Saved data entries

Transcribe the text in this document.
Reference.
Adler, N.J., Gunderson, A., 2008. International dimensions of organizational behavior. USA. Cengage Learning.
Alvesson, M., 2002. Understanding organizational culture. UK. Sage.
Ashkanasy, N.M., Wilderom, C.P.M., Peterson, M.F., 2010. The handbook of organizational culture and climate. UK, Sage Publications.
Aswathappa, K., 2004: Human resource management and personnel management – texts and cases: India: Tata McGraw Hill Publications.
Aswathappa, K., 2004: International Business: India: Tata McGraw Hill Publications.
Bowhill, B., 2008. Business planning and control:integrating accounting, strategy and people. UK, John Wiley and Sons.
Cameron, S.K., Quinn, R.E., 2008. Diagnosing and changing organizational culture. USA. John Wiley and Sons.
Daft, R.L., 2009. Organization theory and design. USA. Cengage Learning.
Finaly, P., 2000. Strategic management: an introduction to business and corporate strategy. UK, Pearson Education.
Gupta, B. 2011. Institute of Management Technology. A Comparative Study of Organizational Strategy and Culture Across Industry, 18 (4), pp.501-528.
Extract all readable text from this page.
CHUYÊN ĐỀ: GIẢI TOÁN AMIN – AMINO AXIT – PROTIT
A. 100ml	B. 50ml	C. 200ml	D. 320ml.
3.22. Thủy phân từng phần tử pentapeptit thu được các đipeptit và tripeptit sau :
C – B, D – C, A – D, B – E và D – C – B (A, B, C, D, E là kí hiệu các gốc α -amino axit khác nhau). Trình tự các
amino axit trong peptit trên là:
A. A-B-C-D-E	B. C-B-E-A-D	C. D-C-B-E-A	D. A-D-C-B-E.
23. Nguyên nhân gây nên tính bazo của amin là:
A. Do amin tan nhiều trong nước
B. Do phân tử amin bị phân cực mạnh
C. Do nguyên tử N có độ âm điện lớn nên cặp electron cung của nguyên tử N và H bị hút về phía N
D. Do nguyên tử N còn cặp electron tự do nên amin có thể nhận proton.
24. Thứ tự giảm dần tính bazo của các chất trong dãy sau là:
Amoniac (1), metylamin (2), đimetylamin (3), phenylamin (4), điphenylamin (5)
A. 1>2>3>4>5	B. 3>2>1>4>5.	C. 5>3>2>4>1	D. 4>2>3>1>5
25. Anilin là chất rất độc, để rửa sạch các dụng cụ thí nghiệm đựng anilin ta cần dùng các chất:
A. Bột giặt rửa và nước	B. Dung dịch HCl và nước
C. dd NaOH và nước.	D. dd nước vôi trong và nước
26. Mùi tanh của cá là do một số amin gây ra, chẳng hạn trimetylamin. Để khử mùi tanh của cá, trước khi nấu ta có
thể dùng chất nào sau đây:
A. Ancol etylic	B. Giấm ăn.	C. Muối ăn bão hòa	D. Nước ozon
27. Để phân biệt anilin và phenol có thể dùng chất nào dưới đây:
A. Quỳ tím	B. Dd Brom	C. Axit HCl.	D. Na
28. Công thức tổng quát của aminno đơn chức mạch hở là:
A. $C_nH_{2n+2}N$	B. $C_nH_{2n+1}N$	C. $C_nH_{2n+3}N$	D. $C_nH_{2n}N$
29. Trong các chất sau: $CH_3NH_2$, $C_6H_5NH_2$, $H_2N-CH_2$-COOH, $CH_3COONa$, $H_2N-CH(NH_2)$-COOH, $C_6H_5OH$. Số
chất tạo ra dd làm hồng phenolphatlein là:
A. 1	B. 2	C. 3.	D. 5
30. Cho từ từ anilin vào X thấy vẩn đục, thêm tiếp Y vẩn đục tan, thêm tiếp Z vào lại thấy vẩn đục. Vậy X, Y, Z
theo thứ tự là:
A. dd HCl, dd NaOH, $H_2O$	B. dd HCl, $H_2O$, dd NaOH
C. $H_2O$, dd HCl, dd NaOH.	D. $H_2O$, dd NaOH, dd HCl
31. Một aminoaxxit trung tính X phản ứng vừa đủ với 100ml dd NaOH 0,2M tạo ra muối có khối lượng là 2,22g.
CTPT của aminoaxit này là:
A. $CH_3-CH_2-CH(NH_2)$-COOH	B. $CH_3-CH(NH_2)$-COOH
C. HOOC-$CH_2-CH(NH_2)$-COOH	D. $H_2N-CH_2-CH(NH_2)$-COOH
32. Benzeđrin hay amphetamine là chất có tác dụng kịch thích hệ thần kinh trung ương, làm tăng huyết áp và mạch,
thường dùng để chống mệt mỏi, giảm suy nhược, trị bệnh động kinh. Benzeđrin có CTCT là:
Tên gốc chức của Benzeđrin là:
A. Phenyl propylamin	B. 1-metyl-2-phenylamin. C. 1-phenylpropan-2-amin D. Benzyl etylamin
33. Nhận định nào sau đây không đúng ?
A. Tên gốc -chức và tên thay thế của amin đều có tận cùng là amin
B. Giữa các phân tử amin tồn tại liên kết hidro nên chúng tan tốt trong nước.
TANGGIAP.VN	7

[Task brief] Within the listing, how many lines hold the word "kinh"? Only the number is to be given.

[Correct result] 2